Give the material again in full, matching it exactly.

## RECORDS FOR THIS EXERCISE
####################

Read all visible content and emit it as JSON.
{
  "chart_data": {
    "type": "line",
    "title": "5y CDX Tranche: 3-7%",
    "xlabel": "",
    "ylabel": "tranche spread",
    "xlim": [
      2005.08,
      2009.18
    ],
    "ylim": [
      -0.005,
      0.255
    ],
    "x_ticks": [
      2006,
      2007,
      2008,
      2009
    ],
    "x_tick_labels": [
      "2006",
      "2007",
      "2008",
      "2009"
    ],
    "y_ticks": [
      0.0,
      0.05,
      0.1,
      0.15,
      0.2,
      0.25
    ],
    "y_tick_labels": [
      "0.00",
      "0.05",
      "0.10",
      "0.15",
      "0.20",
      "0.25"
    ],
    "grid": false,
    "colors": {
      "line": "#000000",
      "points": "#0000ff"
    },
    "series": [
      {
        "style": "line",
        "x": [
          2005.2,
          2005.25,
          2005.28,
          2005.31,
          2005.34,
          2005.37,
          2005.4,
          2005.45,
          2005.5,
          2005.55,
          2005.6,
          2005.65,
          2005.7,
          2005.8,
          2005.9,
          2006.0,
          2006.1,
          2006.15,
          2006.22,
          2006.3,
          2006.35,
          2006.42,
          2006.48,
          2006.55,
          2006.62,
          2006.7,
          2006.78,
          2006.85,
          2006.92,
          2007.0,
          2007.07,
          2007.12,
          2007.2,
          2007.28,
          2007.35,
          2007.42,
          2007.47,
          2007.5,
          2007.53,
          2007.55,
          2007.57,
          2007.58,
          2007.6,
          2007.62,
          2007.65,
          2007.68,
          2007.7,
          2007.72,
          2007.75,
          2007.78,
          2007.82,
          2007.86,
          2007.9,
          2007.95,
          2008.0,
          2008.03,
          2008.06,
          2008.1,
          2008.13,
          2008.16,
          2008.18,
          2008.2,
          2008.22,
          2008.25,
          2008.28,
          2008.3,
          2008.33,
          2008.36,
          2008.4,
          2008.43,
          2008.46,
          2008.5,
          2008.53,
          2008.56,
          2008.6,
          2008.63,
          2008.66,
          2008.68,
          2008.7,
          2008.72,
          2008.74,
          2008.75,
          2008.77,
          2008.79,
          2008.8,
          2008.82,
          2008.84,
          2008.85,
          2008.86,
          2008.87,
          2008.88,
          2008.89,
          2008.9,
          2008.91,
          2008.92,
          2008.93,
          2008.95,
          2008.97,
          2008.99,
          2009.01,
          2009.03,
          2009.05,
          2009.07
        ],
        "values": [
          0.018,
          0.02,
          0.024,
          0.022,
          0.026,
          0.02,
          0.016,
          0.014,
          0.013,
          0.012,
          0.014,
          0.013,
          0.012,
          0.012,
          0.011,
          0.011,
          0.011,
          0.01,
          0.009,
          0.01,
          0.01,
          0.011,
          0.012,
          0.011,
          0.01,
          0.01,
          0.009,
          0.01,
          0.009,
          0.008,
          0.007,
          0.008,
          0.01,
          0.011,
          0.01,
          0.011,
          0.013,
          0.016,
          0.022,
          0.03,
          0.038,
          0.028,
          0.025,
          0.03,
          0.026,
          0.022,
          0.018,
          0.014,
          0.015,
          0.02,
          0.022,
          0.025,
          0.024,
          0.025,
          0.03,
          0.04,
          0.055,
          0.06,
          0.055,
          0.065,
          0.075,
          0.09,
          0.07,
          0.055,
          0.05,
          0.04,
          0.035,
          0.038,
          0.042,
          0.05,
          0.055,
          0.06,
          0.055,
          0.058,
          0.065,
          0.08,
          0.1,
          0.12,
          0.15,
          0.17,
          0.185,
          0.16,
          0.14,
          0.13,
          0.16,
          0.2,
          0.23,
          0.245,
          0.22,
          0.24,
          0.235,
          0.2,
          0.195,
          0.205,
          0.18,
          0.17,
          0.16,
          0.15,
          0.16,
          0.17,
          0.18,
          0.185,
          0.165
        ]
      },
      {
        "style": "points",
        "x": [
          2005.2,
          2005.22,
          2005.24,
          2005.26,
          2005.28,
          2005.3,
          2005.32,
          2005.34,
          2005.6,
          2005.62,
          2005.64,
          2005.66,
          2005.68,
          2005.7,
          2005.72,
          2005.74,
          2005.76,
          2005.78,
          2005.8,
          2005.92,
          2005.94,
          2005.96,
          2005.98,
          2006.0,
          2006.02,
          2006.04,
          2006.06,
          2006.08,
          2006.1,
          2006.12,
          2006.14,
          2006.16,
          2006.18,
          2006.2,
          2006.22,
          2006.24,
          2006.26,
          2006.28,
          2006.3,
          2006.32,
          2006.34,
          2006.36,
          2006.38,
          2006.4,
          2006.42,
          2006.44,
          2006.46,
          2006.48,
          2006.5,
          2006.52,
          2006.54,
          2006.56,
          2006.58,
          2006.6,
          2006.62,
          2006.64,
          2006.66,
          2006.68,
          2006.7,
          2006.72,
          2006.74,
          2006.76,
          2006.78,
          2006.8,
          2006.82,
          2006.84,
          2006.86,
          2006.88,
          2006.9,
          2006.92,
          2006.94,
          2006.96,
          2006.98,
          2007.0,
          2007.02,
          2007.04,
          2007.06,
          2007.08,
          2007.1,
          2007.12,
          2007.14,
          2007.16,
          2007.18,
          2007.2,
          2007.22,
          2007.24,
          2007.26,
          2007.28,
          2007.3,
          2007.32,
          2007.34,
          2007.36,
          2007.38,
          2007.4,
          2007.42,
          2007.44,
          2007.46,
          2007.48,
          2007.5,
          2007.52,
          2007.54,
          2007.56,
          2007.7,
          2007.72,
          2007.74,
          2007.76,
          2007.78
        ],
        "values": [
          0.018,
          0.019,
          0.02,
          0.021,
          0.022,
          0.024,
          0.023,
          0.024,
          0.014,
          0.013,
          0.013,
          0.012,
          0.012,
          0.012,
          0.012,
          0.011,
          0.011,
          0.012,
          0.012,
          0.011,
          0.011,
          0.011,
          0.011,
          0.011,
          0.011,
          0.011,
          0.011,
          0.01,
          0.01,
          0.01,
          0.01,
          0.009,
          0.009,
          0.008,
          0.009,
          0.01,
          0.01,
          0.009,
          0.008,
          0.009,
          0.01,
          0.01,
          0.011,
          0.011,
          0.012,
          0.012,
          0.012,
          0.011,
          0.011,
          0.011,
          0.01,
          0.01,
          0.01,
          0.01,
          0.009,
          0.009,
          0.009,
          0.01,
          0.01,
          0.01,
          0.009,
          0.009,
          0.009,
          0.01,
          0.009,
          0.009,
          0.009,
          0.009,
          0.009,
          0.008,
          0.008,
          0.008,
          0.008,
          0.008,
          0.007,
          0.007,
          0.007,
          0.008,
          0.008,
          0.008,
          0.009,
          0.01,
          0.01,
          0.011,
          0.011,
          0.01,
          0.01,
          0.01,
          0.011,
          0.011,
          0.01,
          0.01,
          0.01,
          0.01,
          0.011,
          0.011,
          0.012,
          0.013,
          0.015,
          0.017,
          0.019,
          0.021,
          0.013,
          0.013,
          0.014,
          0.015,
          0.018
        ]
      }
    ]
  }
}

####################

## TASK RESPONSE
Read all visible content and emit it as JSON.
{
  "chart_data": {
    "type": "line",
    "title": "5y CDX Tranche: 3-7%",
    "xlabel": "",
    "ylabel": "tranche spread",
    "xlim": [
      2005.08,
      2009.18
    ],
    "ylim": [
      -0.005,
      0.255
    ],
    "x_ticks": [
      2006,
      2007,
      2008,
      2009
    ],
    "x_tick_labels": [
      "2006",
      "2007",
      "2008",
      "2009"
    ],
    "y_ticks": [
      0.0,
      0.05,
      0.1,
      0.15,
      0.2,
      0.25
    ],
    "y_tick_labels": [
      "0.00",
      "0.05",
      "0.10",
      "0.15",
      "0.20",
      "0.25"
    ],
    "grid": false,
    "colors": {
      "line": "#000000",
      "points": "#0000ff"
    },
    "series": [
      {
        "style": "line",
        "x": [
          2005.2,
          2005.25,
          2005.28,
          2005.31,
          2005.34,
          2005.37,
          2005.4,
          2005.45,
          2005.5,
          2005.55,
          2005.6,
          2005.65,
          2005.7,
          2005.8,
          2005.9,
          2006.0,
          2006.1,
          2006.15,
          2006.22,
          2006.3,
          2006.35,
          2006.42,
          2006.48,
          2006.55,
          2006.62,
          2006.7,
          2006.78,
          2006.85,
          2006.92,
          2007.0,
          2007.07,
          2007.12,
          2007.2,
          2007.28,
          2007.35,
          2007.42,
          2007.47,
          2007.5,
          2007.53,
          2007.55,
          2007.57,
          2007.58,
          2007.6,
          2007.62,
          2007.65,
          2007.68,
          2007.7,
          2007.72,
          2007.75,
          2007.78,
          2007.82,
          2007.86,
          2007.9,
          2007.95,
          2008.0,
          2008.03,
          2008.06,
          2008.1,
          2008.13,
          2008.16,
          2008.18,
          2008.2,
          2008.22,
          2008.25,
          2008.28,
          2008.3,
          2008.33,
          2008.36,
          2008.4,
          2008.43,
          2008.46,
          2008.5,
          2008.53,
          2008.56,
          2008.6,
          2008.63,
          2008.66,
          2008.68,
          2008.7,
          2008.72,
          2008.74,
          2008.75,
          2008.77,
          2008.79,
          2008.8,
          2008.82,
          2008.84,
          2008.85,
          2008.86,
          2008.87,
          2008.88,
          2008.89,
          2008.9,
          2008.91,
          2008.92,
          2008.93,
          2008.95,
          2008.97,
          2008.99,
          2009.01,
          2009.03,
          2009.05,
          2009.07
        ],
        "values": [
          0.018,
          0.02,
          0.024,
          0.022,
          0.026,
          0.02,
          0.016,
          0.014,
          0.013,
          0.012,
          0.014,
          0.013,
          0.012,
          0.012,
          0.011,
          0.011,
          0.011,
          0.01,
          0.009,
          0.01,
          0.01,
          0.011,
          0.012,
          0.011,
          0.01,
          0.01,
          0.009,
          0.01,
          0.009,
          0.008,
          0.007,
          0.008,
          0.01,
          0.011,
          0.01,
          0.011,
          0.013,
          0.016,
          0.022,
          0.03,
          0.038,
          0.028,
          0.025,
          0.03,
          0.026,
          0.022,
          0.018,
          0.014,
          0.015,
          0.02,
          0.022,
          0.025,
          0.024,
          0.025,
          0.03,
          0.04,
          0.055,
          0.06,
          0.055,
          0.065,
          0.075,
          0.09,
          0.07,
          0.055,
          0.05,
          0.04,
          0.035,
          0.038,
          0.042,
          0.05,
          0.055,
          0.06,
          0.055,
          0.058,
          0.065,
          0.08,
          0.1,
          0.12,
          0.15,
          0.17,
          0.185,
          0.16,
          0.14,
          0.13,
          0.16,
          0.2,
          0.23,
          0.245,
          0.22,
          0.24,
          0.235,
          0.2,
          0.195,
          0.205,
          0.18,
          0.17,
          0.16,
          0.15,
          0.16,
          0.17,
          0.18,
          0.185,
          0.165
        ]
      },
      {
        "style": "points",
        "x": [
          2005.2,
          2005.22,
          2005.24,
          2005.26,
          2005.28,
          2005.3,
          2005.32,
          2005.34,
          2005.6,
          2005.62,
          2005.64,
          2005.66,
          2005.68,
          2005.7,
          2005.72,
          2005.74,
          2005.76,
          2005.78,
          2005.8,
          2005.92,
          2005.94,
          2005.96,
          2005.98,
          2006.0,
          2006.02,
          2006.04,
          2006.06,
          2006.08,
          2006.1,
          2006.12,
          2006.14,
          2006.16,
          2006.18,
          2006.2,
          2006.22,
          2006.24,
          2006.26,
          2006.28,
          2006.3,
          2006.32,
          2006.34,
          2006.36,
          2006.38,
          2006.4,
          2006.42,
          2006.44,
          2006.46,
          2006.48,
          2006.5,
          2006.52,
          2006.54,
          2006.56,
          2006.58,
          2006.6,
          2006.62,
          2006.64,
          2006.66,
          2006.68,
          2006.7,
          2006.72,
          2006.74,
          2006.76,
          2006.78,
          2006.8,
          2006.82,
          2006.84,
          2006.86,
          2006.88,
          2006.9,
          2006.92,
          2006.94,
          2006.96,
          2006.98,
          2007.0,
          2007.02,
          2007.04,
          2007.06,
          2007.08,
          2007.1,
          2007.12,
          2007.14,
          2007.16,
          2007.18,
          2007.2,
          2007.22,
          2007.24,
          2007.26,
          2007.28,
          2007.3,
          2007.32,
          2007.34,
          2007.36,
          2007.38,
          2007.4,
          2007.42,
          2007.44,
          2007.46,
          2007.48,
          2007.5,
          2007.52,
          2007.54,
          2007.56,
          2007.7,
          2007.72,
          2007.74,
          2007.76,
          2007.78
        ],
        "values": [
          0.018,
          0.019,
          0.02,
          0.021,
          0.022,
          0.024,
          0.023,
          0.024,
          0.014,
          0.013,
          0.013,
          0.012,
          0.012,
          0.012,
          0.012,
          0.011,
          0.011,
          0.012,
          0.012,
          0.011,
          0.011,
          0.011,
          0.011,
          0.011,
          0.011,
          0.011,
          0.011,
          0.01,
          0.01,
          0.01,
          0.01,
          0.009,
          0.009,
          0.008,
          0.009,
          0.01,
          0.01,
          0.009,
          0.008,
          0.009,
          0.01,
          0.01,
          0.011,
          0.011,
          0.012,
          0.012,
          0.012,
          0.011,
          0.011,
          0.011,
          0.01,
          0.01,
          0.01,
          0.01,
          0.009,
          0.009,
          0.009,
          0.01,
          0.01,
          0.01,
          0.009,
          0.009,
          0.009,
          0.01,
          0.009,
          0.009,
          0.009,
          0.009,
          0.009,
          0.008,
          0.008,
          0.008,
          0.008,
          0.008,
          0.007,
          0.007,
          0.007,
          0.008,
          0.008,
          0.008,
          0.009,
          0.01,
          0.01,
          0.011,
          0.011,
          0.01,
          0.01,
          0.01,
          0.011,
          0.011,
          0.01,
          0.01,
          0.01,
          0.01,
          0.011,
          0.011,
          0.012,
          0.013,
          0.015,
          0.017,
          0.019,
          0.021,
          0.013,
          0.013,
          0.014,
          0.015,
          0.018
        ]
      }
    ]
  }
}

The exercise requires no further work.